- Activity
All of the entries must be output exactly as they are.

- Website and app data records
************
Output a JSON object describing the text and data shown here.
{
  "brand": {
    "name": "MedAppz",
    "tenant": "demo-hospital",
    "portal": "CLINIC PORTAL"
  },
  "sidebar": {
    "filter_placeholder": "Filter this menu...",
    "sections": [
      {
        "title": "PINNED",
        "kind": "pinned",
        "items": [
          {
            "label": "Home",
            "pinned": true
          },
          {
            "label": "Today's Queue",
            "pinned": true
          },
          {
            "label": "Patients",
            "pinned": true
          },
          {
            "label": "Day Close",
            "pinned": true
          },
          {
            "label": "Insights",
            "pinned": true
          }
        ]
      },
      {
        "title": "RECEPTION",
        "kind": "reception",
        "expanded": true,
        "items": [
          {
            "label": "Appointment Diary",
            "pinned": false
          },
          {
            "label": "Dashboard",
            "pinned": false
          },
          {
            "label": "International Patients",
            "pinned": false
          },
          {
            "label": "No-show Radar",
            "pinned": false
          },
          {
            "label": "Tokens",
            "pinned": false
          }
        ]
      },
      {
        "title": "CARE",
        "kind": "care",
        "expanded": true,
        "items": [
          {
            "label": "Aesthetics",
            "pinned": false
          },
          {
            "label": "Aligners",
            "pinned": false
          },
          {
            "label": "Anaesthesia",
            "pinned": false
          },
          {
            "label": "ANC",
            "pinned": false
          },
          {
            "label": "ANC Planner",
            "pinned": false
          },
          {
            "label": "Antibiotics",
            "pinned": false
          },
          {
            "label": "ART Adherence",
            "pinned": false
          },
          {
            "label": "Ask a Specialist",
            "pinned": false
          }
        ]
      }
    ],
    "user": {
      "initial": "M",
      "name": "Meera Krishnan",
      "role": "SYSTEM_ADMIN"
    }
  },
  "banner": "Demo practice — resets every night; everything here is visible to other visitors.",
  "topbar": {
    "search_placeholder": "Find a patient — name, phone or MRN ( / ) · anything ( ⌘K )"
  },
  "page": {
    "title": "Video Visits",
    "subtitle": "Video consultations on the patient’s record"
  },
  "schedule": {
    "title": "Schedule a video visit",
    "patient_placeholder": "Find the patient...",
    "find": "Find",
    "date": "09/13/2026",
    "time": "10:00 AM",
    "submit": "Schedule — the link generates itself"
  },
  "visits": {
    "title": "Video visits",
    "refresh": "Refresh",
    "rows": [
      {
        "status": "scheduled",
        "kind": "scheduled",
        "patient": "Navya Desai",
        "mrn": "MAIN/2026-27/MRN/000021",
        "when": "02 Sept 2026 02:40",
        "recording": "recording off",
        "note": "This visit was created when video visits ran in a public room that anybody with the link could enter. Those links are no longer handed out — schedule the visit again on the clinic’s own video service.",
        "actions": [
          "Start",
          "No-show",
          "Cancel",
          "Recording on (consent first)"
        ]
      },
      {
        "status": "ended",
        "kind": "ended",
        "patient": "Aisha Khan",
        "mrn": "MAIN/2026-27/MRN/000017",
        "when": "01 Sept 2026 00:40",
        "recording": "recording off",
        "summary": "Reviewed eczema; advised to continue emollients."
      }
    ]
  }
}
************
- Exercise result
Output a JSON object describing the text and data shown here.
{
  "brand": {
    "name": "MedAppz",
    "tenant": "demo-hospital",
    "portal": "CLINIC PORTAL"
  },
  "sidebar": {
    "filter_placeholder": "Filter this menu...",
    "sections": [
      {
        "title": "PINNED",
        "kind": "pinned",
        "items": [
          {
            "label": "Home",
            "pinned": true
          },
          {
            "label": "Today's Queue",
            "pinned": true
          },
          {
            "label": "Patients",
            "pinned": true
          },
          {
            "label": "Day Close",
            "pinned": true
          },
          {
            "label": "Insights",
            "pinned": true
          }
        ]
      },
      {
        "title": "RECEPTION",
        "kind": "reception",
        "expanded": true,
        "items": [
          {
            "label": "Appointment Diary",
            "pinned": false
          },
          {
            "label": "Dashboard",
            "pinned": false
          },
          {
            "label": "International Patients",
            "pinned": false
          },
          {
            "label": "No-show Radar",
            "pinned": false
          },
          {
            "label": "Tokens",
            "pinned": false
          }
        ]
      },
      {
        "title": "CARE",
        "kind": "care",
        "expanded": true,
        "items": [
          {
            "label": "Aesthetics",
            "pinned": false
          },
          {
            "label": "Aligners",
            "pinned": false
          },
          {
            "label": "Anaesthesia",
            "pinned": false
          },
          {
            "label": "ANC",
            "pinned": false
          },
          {
            "label": "ANC Planner",
            "pinned": false
          },
          {
            "label": "Antibiotics",
            "pinned": false
          },
          {
            "label": "ART Adherence",
            "pinned": false
          },
          {
            "label": "Ask a Specialist",
            "pinned": false
          }
        ]
      }
    ],
    "user": {
      "initial": "M",
      "name": "Meera Krishnan",
      "role": "SYSTEM_ADMIN"
    }
  },
  "banner": "Demo practice — resets every night; everything here is visible to other visitors.",
  "topbar": {
    "search_placeholder": "Find a patient — name, phone or MRN ( / ) · anything ( ⌘K )"
  },
  "page": {
    "title": "Video Visits",
    "subtitle": "Video consultations on the patient’s record"
  },
  "schedule": {
    "title": "Schedule a video visit",
    "patient_placeholder": "Find the patient...",
    "find": "Find",
    "date": "09/13/2026",
    "time": "10:00 AM",
    "submit": "Schedule — the link generates itself"
  },
  "visits": {
    "title": "Video visits",
    "refresh": "Refresh",
    "rows": [
      {
        "status": "scheduled",
        "kind": "scheduled",
        "patient": "Navya Desai",
        "mrn": "MAIN/2026-27/MRN/000021",
        "when": "02 Sept 2026 02:40",
        "recording": "recording off",
        "note": "This visit was created when video visits ran in a public room that anybody with the link could enter. Those links are no longer handed out — schedule the visit again on the clinic’s own video service.",
        "actions": [
          "Start",
          "No-show",
          "Cancel",
          "Recording on (consent first)"
        ]
      },
      {
        "status": "ended",
        "kind": "ended",
        "patient": "Aisha Khan",
        "mrn": "MAIN/2026-27/MRN/000017",
        "when": "01 Sept 2026 00:40",
        "recording": "recording off",
        "summary": "Reviewed eczema; advised to continue emollients."
      }
    ]
  }
}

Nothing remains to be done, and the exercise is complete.